*** 本文 ***
私の親戚って、看護師が多いんですよ。
怖い話好きも多くて、だから集まるとだいたい「病院であった怖い話」になるんです。
誰もいない病室からナースコールが鳴る……なんていうのはしょっちゅうあるらしいですよ。
でもまあ、ほとんどは
「幽霊より急変が怖い」
「化けて出るなら仕事手伝ってほしい」
とか、そんなオチで終わります。
そんな親戚たちから聞いた話です。
──
いとこから聞いた話。
いとこが勤める病棟には、ある高齢のお爺さんが入院していました。
もう口から食べることはできなくて、点滴だけで静かに命を繋いでいる。
一日中ほとんど眠っていて、ゆっくりと“終わりに向かっている”状態。
そのお爺さんのお孫さんから、夜に病棟から電話がありました。
「お忙しいところすみません……変なこと聞くんですけど…」
「……うちの祖父って……退院してませんよね?」
もちろんその患者さんは病室で静かに眠っています。
*** 提供情報 ***
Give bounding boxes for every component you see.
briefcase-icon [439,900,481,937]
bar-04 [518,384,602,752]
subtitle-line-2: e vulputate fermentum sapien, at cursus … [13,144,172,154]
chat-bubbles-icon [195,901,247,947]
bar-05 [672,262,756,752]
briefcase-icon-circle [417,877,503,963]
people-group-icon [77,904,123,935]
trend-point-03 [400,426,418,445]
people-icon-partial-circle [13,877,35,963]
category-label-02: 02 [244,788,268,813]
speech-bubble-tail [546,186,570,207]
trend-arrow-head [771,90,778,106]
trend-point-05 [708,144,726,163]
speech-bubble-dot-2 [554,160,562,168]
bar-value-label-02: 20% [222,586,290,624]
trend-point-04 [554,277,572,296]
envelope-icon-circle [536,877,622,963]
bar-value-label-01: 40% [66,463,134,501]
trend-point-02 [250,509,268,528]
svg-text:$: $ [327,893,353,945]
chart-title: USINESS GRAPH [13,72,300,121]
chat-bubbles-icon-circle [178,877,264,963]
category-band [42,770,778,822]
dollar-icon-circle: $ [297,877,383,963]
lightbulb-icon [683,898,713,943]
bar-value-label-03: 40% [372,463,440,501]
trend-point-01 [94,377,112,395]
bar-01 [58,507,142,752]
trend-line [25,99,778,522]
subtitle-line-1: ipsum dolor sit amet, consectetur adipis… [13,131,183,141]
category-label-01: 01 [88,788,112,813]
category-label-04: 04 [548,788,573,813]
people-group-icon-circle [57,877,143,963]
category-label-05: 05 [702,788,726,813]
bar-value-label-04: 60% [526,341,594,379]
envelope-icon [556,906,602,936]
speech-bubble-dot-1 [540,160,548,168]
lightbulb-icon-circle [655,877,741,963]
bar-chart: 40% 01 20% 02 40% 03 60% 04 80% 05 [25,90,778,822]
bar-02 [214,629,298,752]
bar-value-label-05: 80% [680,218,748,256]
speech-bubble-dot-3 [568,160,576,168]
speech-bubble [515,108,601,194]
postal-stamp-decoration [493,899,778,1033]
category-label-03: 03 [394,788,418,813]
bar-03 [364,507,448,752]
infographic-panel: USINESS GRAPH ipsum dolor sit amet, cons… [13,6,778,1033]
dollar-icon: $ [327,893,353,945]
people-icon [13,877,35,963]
***
担当課題 1.
病院の怖い話のうち、「もう口から食べることはできなくて」で始まる段落を、主な事実を残して箇条書きに書き直してください。
担当課題 2.
病院の怖い話によると、親戚が集まるとだいたい何の話になりますか。
担当課題 3.
病院の怖い話を、最後の文の後から書き進めてください。

課題の結果 1.
- 口から食べることはもうできない
- 点滴だけで静かに命を繋いでいる

課題の結果 2.
「病院であった怖い話」になります。

課題の結果 3.
点滴もモニターもついていて、とてもではありませんが動ける状態じゃありません。
伝えると、お孫さんは息を呑んで、
「そう、ですよね……。あの信じてもらえないかもしれないんですけど、いま、祖父が目の前にいて」
「“自分はもうすぐ死ぬから”って話すんです……」
お孫さんが言うには、夜に入院中のお爺さんが突然帰って来たのだそうです。
最初は勝手に退院してきたのかと思ったそうですが、どう考えてもお爺さんは一人で帰ってこれる体調じゃないんです。
お爺さんは帰るなり、俺はもうすぐ死ぬ。だから葬式の準備を始めとけ、あの人にも連絡しておけ、棺桶に入れてほしいものがある、など家族に向かってまくしたてたそうです。
確かに電話口は少しバタバタしている様子でした。
いとこはもう一度病室を確認しましたが、
お爺さんは変わらずそこにいて、眠っています。